> WORK TO COMPLETE: Below is a listing to write out in full, exactly as given, without its pictures.

:::

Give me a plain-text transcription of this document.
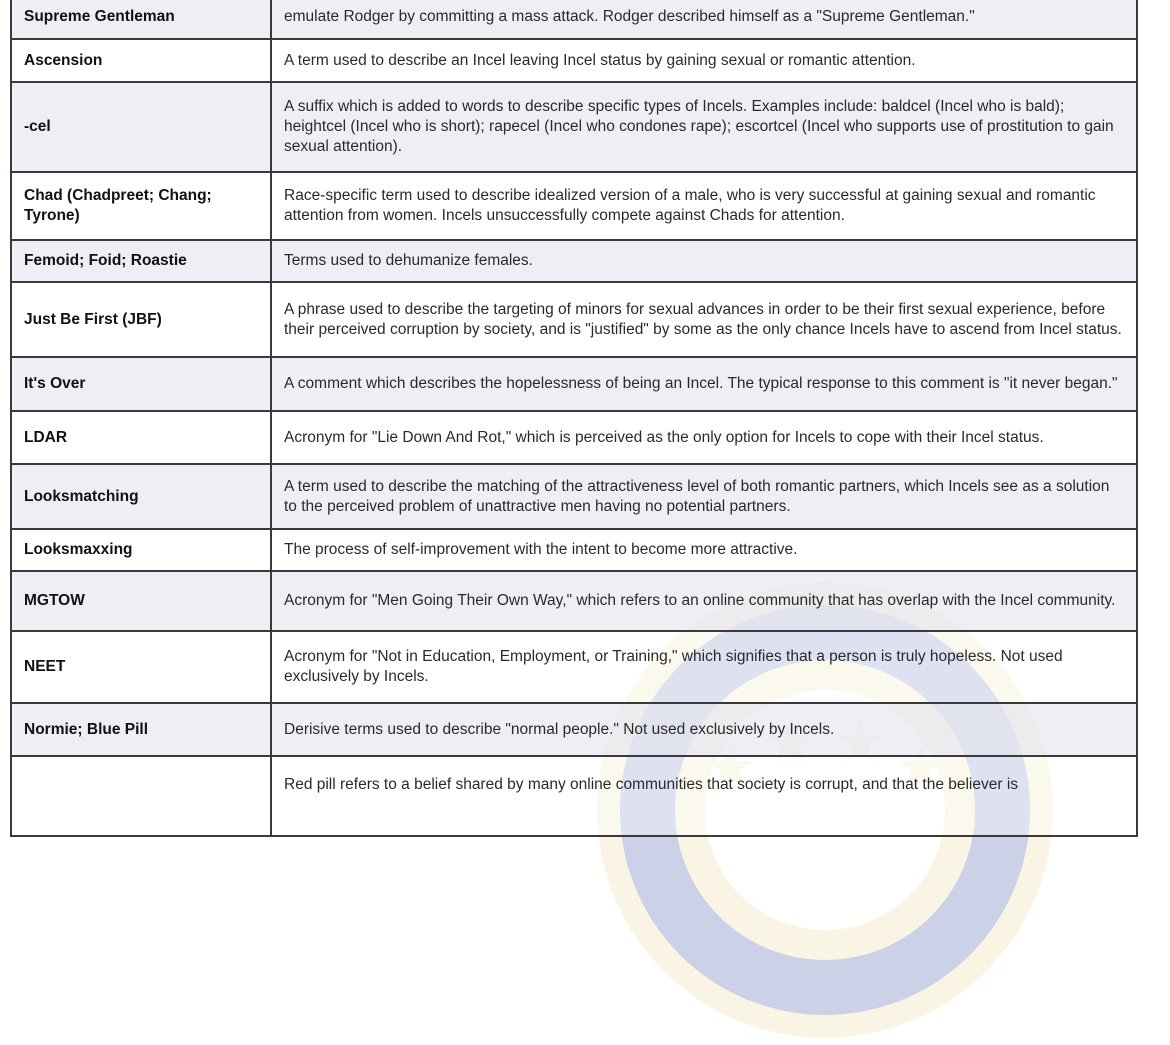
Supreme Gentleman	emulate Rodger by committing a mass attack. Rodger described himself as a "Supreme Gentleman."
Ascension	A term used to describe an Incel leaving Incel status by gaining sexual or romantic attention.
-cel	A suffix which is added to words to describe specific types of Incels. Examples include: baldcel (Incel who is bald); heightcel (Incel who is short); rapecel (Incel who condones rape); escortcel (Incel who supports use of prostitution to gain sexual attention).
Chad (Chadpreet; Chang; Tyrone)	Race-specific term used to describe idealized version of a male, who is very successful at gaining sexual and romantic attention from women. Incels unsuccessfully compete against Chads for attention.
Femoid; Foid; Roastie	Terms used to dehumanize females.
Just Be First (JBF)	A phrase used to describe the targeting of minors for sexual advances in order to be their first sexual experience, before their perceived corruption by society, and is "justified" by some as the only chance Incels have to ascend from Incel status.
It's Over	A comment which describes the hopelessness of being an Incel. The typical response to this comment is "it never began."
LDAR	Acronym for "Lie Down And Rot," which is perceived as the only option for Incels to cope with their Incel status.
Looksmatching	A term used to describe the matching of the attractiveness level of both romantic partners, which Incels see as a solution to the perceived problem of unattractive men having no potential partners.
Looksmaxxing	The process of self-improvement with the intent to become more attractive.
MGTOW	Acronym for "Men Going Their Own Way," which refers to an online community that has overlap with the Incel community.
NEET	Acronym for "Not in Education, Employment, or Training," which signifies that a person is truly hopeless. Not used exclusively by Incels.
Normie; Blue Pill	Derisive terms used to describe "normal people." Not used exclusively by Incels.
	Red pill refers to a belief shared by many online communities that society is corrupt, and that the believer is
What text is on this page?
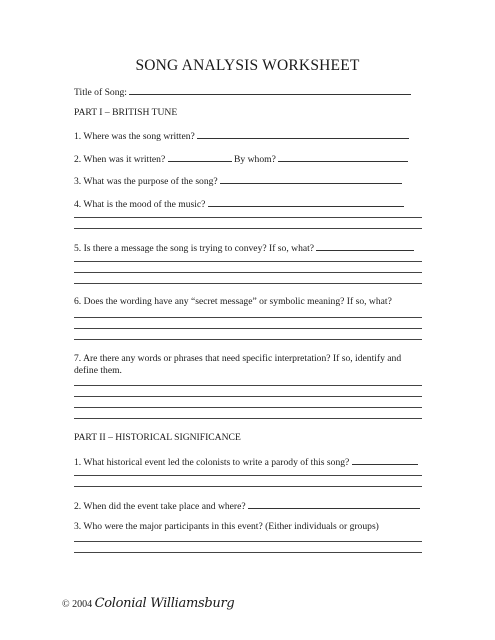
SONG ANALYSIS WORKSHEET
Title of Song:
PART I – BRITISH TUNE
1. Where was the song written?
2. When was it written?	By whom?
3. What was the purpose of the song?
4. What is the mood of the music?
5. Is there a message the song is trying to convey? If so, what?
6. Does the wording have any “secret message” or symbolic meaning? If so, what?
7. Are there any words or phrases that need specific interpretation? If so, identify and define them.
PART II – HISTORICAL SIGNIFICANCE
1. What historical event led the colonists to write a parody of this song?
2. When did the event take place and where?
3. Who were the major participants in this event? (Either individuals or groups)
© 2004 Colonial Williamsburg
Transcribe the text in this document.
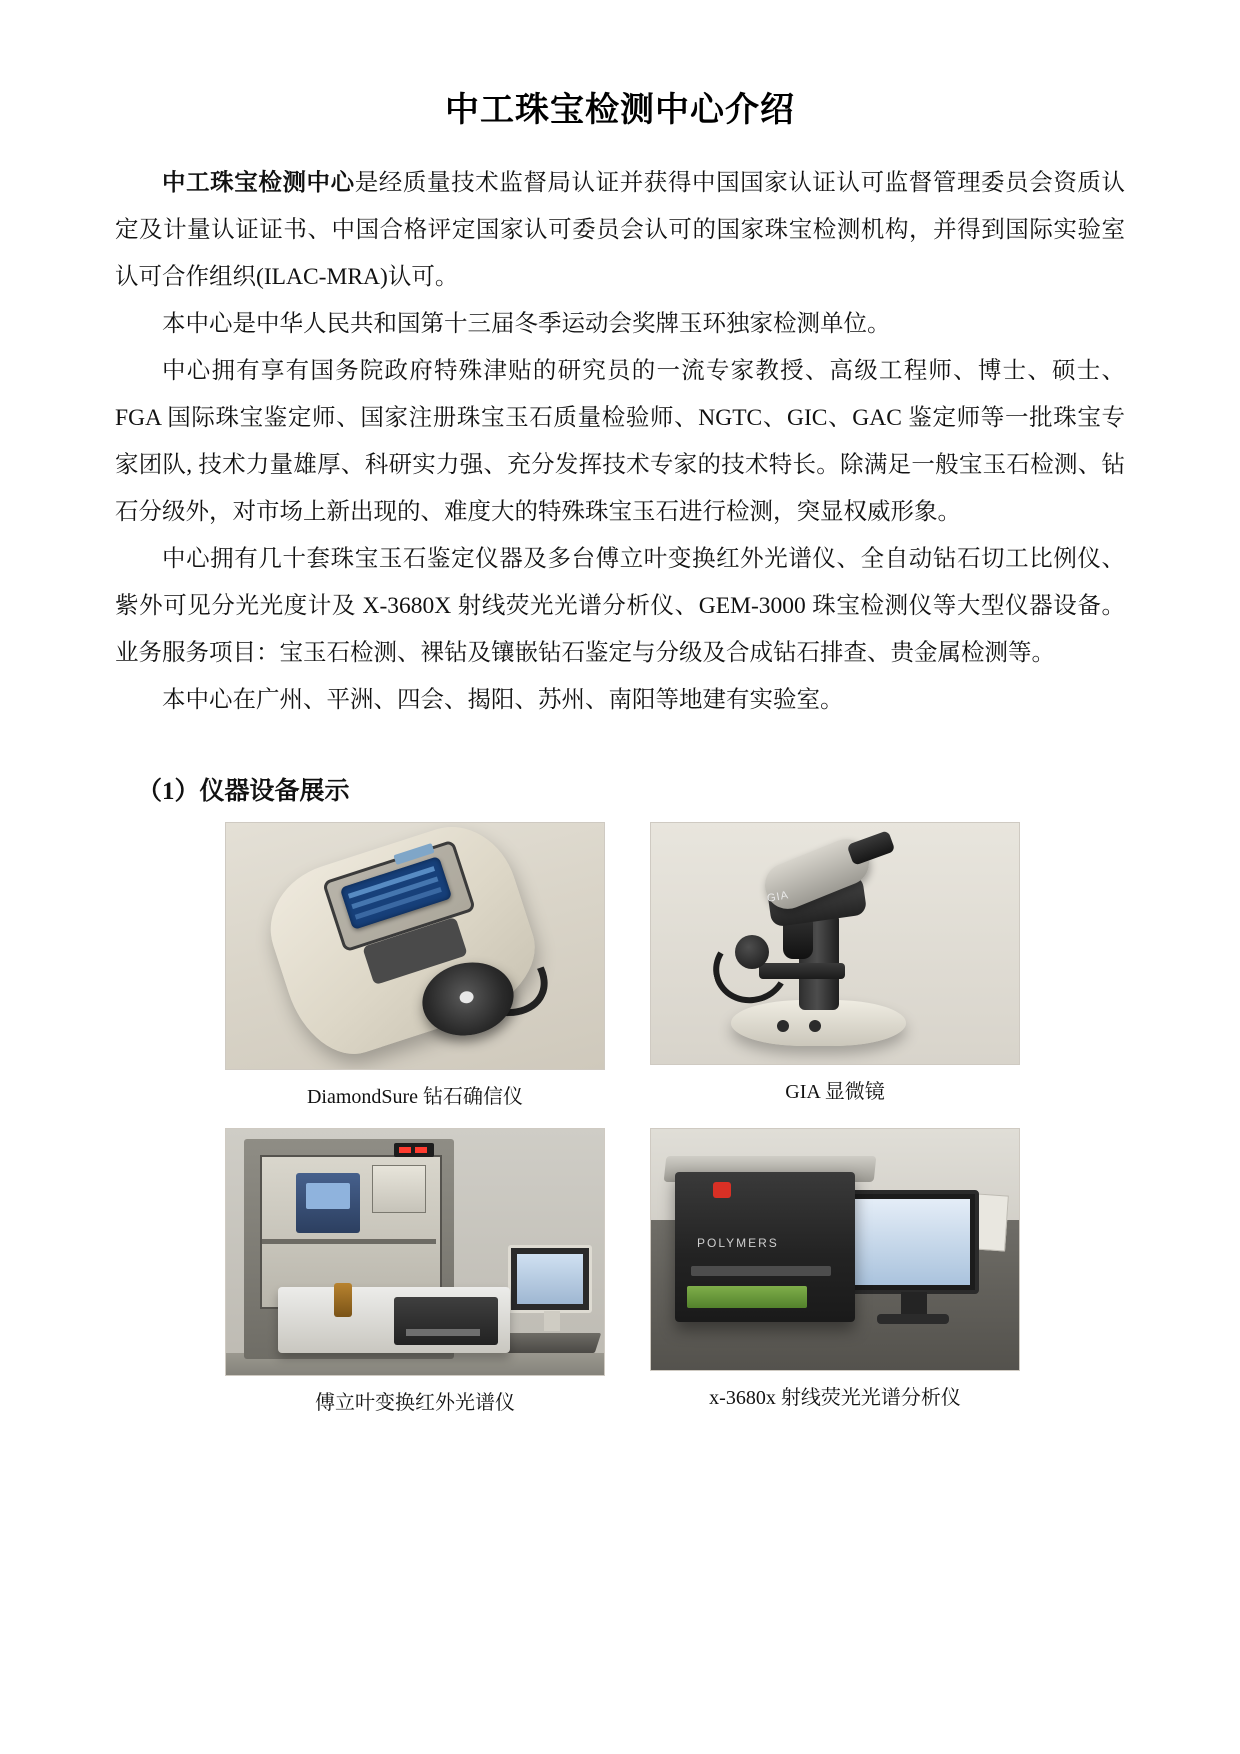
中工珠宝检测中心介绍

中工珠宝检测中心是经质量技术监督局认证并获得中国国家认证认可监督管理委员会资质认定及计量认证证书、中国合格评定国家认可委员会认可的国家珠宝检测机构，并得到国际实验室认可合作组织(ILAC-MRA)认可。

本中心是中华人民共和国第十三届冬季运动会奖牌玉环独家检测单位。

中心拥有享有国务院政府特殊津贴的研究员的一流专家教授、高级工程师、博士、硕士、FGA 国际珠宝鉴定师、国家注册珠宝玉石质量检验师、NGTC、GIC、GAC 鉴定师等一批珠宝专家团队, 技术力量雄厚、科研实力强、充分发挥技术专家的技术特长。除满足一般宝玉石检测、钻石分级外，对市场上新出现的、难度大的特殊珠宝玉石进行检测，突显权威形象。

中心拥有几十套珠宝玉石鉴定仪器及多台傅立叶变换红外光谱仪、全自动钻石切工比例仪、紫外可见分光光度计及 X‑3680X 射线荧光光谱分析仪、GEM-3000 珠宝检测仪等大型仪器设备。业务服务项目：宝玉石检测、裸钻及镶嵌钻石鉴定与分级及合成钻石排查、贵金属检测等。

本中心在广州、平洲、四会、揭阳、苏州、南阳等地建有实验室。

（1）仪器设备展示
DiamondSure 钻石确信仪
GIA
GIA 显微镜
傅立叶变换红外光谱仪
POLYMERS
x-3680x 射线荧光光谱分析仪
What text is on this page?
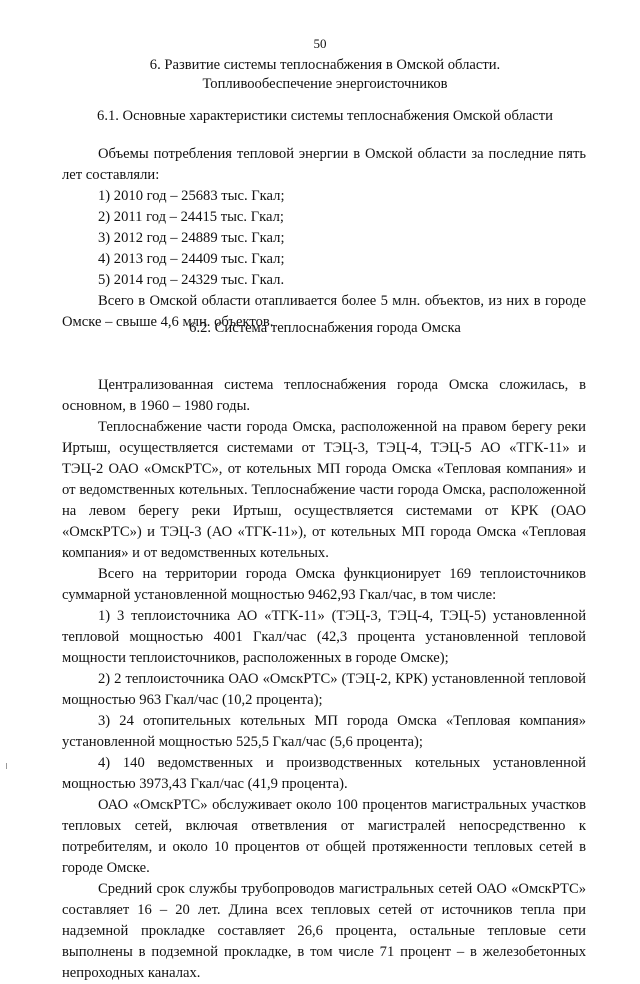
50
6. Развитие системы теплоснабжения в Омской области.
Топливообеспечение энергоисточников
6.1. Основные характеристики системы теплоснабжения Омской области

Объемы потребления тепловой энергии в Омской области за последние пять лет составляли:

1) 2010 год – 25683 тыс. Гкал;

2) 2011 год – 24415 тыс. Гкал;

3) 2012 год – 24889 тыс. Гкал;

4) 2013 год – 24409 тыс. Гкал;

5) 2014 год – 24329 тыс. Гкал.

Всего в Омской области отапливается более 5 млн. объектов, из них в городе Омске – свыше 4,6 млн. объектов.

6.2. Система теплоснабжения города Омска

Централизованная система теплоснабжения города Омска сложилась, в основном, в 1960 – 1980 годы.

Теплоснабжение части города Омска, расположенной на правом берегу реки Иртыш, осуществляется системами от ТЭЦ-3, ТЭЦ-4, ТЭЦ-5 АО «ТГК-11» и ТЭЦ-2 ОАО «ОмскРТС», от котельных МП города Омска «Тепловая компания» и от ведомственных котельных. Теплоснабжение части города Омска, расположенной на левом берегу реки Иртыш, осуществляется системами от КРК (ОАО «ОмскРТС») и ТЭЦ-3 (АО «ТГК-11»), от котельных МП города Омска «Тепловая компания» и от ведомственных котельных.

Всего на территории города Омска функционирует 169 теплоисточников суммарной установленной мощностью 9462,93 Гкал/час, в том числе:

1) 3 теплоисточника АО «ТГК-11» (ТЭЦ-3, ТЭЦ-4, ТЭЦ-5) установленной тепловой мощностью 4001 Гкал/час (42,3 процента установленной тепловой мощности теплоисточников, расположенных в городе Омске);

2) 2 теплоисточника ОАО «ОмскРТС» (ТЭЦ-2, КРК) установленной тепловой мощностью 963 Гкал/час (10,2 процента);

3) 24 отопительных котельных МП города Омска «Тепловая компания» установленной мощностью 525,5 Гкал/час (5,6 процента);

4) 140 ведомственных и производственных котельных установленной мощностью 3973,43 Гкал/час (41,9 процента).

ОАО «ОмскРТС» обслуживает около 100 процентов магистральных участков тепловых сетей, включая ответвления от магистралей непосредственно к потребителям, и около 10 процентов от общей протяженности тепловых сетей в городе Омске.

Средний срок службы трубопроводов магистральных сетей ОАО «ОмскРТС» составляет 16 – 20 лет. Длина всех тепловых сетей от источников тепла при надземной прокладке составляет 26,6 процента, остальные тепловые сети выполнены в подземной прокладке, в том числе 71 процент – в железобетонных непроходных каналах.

:::

> ANSWER:
Give me a plain-text transcription of this document.
Supreme Gentleman	emulate Rodger by committing a mass attack. Rodger described himself as a "Supreme Gentleman."
Ascension	A term used to describe an Incel leaving Incel status by gaining sexual or romantic attention.
-cel	A suffix which is added to words to describe specific types of Incels. Examples include: baldcel (Incel who is bald); heightcel (Incel who is short); rapecel (Incel who condones rape); escortcel (Incel who supports use of prostitution to gain sexual attention).
Chad (Chadpreet; Chang; Tyrone)	Race-specific term used to describe idealized version of a male, who is very successful at gaining sexual and romantic attention from women. Incels unsuccessfully compete against Chads for attention.
Femoid; Foid; Roastie	Terms used to dehumanize females.
Just Be First (JBF)	A phrase used to describe the targeting of minors for sexual advances in order to be their first sexual experience, before their perceived corruption by society, and is "justified" by some as the only chance Incels have to ascend from Incel status.
It's Over	A comment which describes the hopelessness of being an Incel. The typical response to this comment is "it never began."
LDAR	Acronym for "Lie Down And Rot," which is perceived as the only option for Incels to cope with their Incel status.
Looksmatching	A term used to describe the matching of the attractiveness level of both romantic partners, which Incels see as a solution to the perceived problem of unattractive men having no potential partners.
Looksmaxxing	The process of self-improvement with the intent to become more attractive.
MGTOW	Acronym for "Men Going Their Own Way," which refers to an online community that has overlap with the Incel community.
NEET	Acronym for "Not in Education, Employment, or Training," which signifies that a person is truly hopeless. Not used exclusively by Incels.
Normie; Blue Pill	Derisive terms used to describe "normal people." Not used exclusively by Incels.
	Red pill refers to a belief shared by many online communities that society is corrupt, and that the believer is
What text is on this page?
SONG ANALYSIS WORKSHEET
Title of Song:
PART I – BRITISH TUNE
1. Where was the song written?
2. When was it written?	By whom?
3. What was the purpose of the song?
4. What is the mood of the music?
5. Is there a message the song is trying to convey? If so, what?
6. Does the wording have any “secret message” or symbolic meaning? If so, what?
7. Are there any words or phrases that need specific interpretation? If so, identify and define them.
PART II – HISTORICAL SIGNIFICANCE
1. What historical event led the colonists to write a parody of this song?
2. When did the event take place and where?
3. Who were the major participants in this event? (Either individuals or groups)
© 2004 Colonial Williamsburg
Transcribe the text in this document.
中工珠宝检测中心介绍

中工珠宝检测中心是经质量技术监督局认证并获得中国国家认证认可监督管理委员会资质认定及计量认证证书、中国合格评定国家认可委员会认可的国家珠宝检测机构，并得到国际实验室认可合作组织(ILAC-MRA)认可。

本中心是中华人民共和国第十三届冬季运动会奖牌玉环独家检测单位。

中心拥有享有国务院政府特殊津贴的研究员的一流专家教授、高级工程师、博士、硕士、FGA 国际珠宝鉴定师、国家注册珠宝玉石质量检验师、NGTC、GIC、GAC 鉴定师等一批珠宝专家团队, 技术力量雄厚、科研实力强、充分发挥技术专家的技术特长。除满足一般宝玉石检测、钻石分级外，对市场上新出现的、难度大的特殊珠宝玉石进行检测，突显权威形象。

中心拥有几十套珠宝玉石鉴定仪器及多台傅立叶变换红外光谱仪、全自动钻石切工比例仪、紫外可见分光光度计及 X‑3680X 射线荧光光谱分析仪、GEM-3000 珠宝检测仪等大型仪器设备。业务服务项目：宝玉石检测、裸钻及镶嵌钻石鉴定与分级及合成钻石排查、贵金属检测等。

本中心在广州、平洲、四会、揭阳、苏州、南阳等地建有实验室。

（1）仪器设备展示
DiamondSure 钻石确信仪
GIA
GIA 显微镜
傅立叶变换红外光谱仪
POLYMERS
x-3680x 射线荧光光谱分析仪
What text is on this page?
50
6. Развитие системы теплоснабжения в Омской области.
Топливообеспечение энергоисточников
6.1. Основные характеристики системы теплоснабжения Омской области

Объемы потребления тепловой энергии в Омской области за последние пять лет составляли:

1) 2010 год – 25683 тыс. Гкал;

2) 2011 год – 24415 тыс. Гкал;

3) 2012 год – 24889 тыс. Гкал;

4) 2013 год – 24409 тыс. Гкал;

5) 2014 год – 24329 тыс. Гкал.

Всего в Омской области отапливается более 5 млн. объектов, из них в городе Омске – свыше 4,6 млн. объектов.

6.2. Система теплоснабжения города Омска

Централизованная система теплоснабжения города Омска сложилась, в основном, в 1960 – 1980 годы.

Теплоснабжение части города Омска, расположенной на правом берегу реки Иртыш, осуществляется системами от ТЭЦ-3, ТЭЦ-4, ТЭЦ-5 АО «ТГК-11» и ТЭЦ-2 ОАО «ОмскРТС», от котельных МП города Омска «Тепловая компания» и от ведомственных котельных. Теплоснабжение части города Омска, расположенной на левом берегу реки Иртыш, осуществляется системами от КРК (ОАО «ОмскРТС») и ТЭЦ-3 (АО «ТГК-11»), от котельных МП города Омска «Тепловая компания» и от ведомственных котельных.

Всего на территории города Омска функционирует 169 теплоисточников суммарной установленной мощностью 9462,93 Гкал/час, в том числе:

1) 3 теплоисточника АО «ТГК-11» (ТЭЦ-3, ТЭЦ-4, ТЭЦ-5) установленной тепловой мощностью 4001 Гкал/час (42,3 процента установленной тепловой мощности теплоисточников, расположенных в городе Омске);

2) 2 теплоисточника ОАО «ОмскРТС» (ТЭЦ-2, КРК) установленной тепловой мощностью 963 Гкал/час (10,2 процента);

3) 24 отопительных котельных МП города Омска «Тепловая компания» установленной мощностью 525,5 Гкал/час (5,6 процента);

4) 140 ведомственных и производственных котельных установленной мощностью 3973,43 Гкал/час (41,9 процента).

ОАО «ОмскРТС» обслуживает около 100 процентов магистральных участков тепловых сетей, включая ответвления от магистралей непосредственно к потребителям, и около 10 процентов от общей протяженности тепловых сетей в городе Омске.

Средний срок службы трубопроводов магистральных сетей ОАО «ОмскРТС» составляет 16 – 20 лет. Длина всех тепловых сетей от источников тепла при надземной прокладке составляет 26,6 процента, остальные тепловые сети выполнены в подземной прокладке, в том числе 71 процент – в железобетонных непроходных каналах.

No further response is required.